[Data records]
★ ★ ★

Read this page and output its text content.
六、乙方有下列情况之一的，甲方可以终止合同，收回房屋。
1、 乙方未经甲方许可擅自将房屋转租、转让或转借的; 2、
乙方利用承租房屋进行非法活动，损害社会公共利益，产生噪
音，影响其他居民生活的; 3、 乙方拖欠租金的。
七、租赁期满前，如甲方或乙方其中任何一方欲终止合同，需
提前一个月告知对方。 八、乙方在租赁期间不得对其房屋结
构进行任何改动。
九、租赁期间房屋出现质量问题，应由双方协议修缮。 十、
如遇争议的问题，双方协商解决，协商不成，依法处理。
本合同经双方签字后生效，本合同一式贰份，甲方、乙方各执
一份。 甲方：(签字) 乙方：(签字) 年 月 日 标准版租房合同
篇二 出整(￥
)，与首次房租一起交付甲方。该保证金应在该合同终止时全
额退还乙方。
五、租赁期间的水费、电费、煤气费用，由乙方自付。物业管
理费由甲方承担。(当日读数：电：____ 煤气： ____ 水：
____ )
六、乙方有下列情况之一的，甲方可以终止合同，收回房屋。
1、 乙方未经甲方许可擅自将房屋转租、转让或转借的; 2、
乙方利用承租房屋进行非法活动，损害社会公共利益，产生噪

★ ★ ★

* **Instruction**
Go back to the listing above and please repeat it exactly.

* **Exercise output**
Read this page and output its text content.
六、乙方有下列情况之一的，甲方可以终止合同，收回房屋。
1、 乙方未经甲方许可擅自将房屋转租、转让或转借的; 2、
乙方利用承租房屋进行非法活动，损害社会公共利益，产生噪
音，影响其他居民生活的; 3、 乙方拖欠租金的。
七、租赁期满前，如甲方或乙方其中任何一方欲终止合同，需
提前一个月告知对方。 八、乙方在租赁期间不得对其房屋结
构进行任何改动。
九、租赁期间房屋出现质量问题，应由双方协议修缮。 十、
如遇争议的问题，双方协商解决，协商不成，依法处理。
本合同经双方签字后生效，本合同一式贰份，甲方、乙方各执
一份。 甲方：(签字) 乙方：(签字) 年 月 日 标准版租房合同
篇二 出整(￥
)，与首次房租一起交付甲方。该保证金应在该合同终止时全
额退还乙方。
五、租赁期间的水费、电费、煤气费用，由乙方自付。物业管
理费由甲方承担。(当日读数：电：____ 煤气： ____ 水：
____ )
六、乙方有下列情况之一的，甲方可以终止合同，收回房屋。
1、 乙方未经甲方许可擅自将房屋转租、转让或转借的; 2、
乙方利用承租房屋进行非法活动，损害社会公共利益，产生噪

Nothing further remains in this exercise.